What follows is a listing; give it again exactly, in its entirety.

____ Raw records

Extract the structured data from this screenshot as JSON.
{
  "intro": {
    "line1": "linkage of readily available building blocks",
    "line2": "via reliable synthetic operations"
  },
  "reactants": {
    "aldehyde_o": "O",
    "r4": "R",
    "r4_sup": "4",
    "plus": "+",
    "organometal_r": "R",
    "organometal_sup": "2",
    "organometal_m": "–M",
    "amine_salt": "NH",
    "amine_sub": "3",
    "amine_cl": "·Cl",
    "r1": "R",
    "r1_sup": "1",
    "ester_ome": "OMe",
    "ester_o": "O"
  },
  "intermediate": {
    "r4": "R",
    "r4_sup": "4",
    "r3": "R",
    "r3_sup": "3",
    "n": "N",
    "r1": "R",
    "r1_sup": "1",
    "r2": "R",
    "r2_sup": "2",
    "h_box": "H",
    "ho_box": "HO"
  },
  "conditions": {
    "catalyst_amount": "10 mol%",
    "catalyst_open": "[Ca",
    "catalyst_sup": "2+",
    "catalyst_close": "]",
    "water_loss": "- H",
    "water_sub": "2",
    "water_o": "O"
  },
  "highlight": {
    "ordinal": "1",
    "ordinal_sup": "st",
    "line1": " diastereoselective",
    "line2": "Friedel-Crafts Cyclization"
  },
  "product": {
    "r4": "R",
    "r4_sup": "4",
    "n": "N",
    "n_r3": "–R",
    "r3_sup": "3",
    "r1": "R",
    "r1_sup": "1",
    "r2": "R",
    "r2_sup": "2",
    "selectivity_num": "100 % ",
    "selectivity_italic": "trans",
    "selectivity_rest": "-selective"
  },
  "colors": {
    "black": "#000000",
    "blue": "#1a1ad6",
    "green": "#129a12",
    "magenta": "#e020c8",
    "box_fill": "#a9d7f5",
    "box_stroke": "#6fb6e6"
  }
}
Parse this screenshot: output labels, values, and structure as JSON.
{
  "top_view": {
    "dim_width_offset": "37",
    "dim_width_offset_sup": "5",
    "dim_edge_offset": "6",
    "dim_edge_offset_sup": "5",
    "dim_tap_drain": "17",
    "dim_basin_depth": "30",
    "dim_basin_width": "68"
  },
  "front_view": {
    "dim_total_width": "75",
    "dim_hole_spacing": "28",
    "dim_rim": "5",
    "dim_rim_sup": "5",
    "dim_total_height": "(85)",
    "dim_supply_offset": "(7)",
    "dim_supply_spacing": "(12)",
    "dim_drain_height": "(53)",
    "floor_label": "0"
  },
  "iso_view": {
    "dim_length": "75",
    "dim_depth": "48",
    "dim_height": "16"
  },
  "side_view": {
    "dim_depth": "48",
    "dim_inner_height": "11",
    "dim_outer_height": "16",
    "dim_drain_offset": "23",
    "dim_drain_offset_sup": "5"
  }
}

________

• Exercise output:
Extract the structured data from this screenshot as JSON.
{
  "intro": {
    "line1": "linkage of readily available building blocks",
    "line2": "via reliable synthetic operations"
  },
  "reactants": {
    "aldehyde_o": "O",
    "r4": "R",
    "r4_sup": "4",
    "plus": "+",
    "organometal_r": "R",
    "organometal_sup": "2",
    "organometal_m": "–M",
    "amine_salt": "NH",
    "amine_sub": "3",
    "amine_cl": "·Cl",
    "r1": "R",
    "r1_sup": "1",
    "ester_ome": "OMe",
    "ester_o": "O"
  },
  "intermediate": {
    "r4": "R",
    "r4_sup": "4",
    "r3": "R",
    "r3_sup": "3",
    "n": "N",
    "r1": "R",
    "r1_sup": "1",
    "r2": "R",
    "r2_sup": "2",
    "h_box": "H",
    "ho_box": "HO"
  },
  "conditions": {
    "catalyst_amount": "10 mol%",
    "catalyst_open": "[Ca",
    "catalyst_sup": "2+",
    "catalyst_close": "]",
    "water_loss": "- H",
    "water_sub": "2",
    "water_o": "O"
  },
  "highlight": {
    "ordinal": "1",
    "ordinal_sup": "st",
    "line1": " diastereoselective",
    "line2": "Friedel-Crafts Cyclization"
  },
  "product": {
    "r4": "R",
    "r4_sup": "4",
    "n": "N",
    "n_r3": "–R",
    "r3_sup": "3",
    "r1": "R",
    "r1_sup": "1",
    "r2": "R",
    "r2_sup": "2",
    "selectivity_num": "100 % ",
    "selectivity_italic": "trans",
    "selectivity_rest": "-selective"
  },
  "colors": {
    "black": "#000000",
    "blue": "#1a1ad6",
    "green": "#129a12",
    "magenta": "#e020c8",
    "box_fill": "#a9d7f5",
    "box_stroke": "#6fb6e6"
  }
}
Parse this screenshot: output labels, values, and structure as JSON.
{
  "top_view": {
    "dim_width_offset": "37",
    "dim_width_offset_sup": "5",
    "dim_edge_offset": "6",
    "dim_edge_offset_sup": "5",
    "dim_tap_drain": "17",
    "dim_basin_depth": "30",
    "dim_basin_width": "68"
  },
  "front_view": {
    "dim_total_width": "75",
    "dim_hole_spacing": "28",
    "dim_rim": "5",
    "dim_rim_sup": "5",
    "dim_total_height": "(85)",
    "dim_supply_offset": "(7)",
    "dim_supply_spacing": "(12)",
    "dim_drain_height": "(53)",
    "floor_label": "0"
  },
  "iso_view": {
    "dim_length": "75",
    "dim_depth": "48",
    "dim_height": "16"
  },
  "side_view": {
    "dim_depth": "48",
    "dim_inner_height": "11",
    "dim_outer_height": "16",
    "dim_drain_offset": "23",
    "dim_drain_offset_sup": "5"
  }
}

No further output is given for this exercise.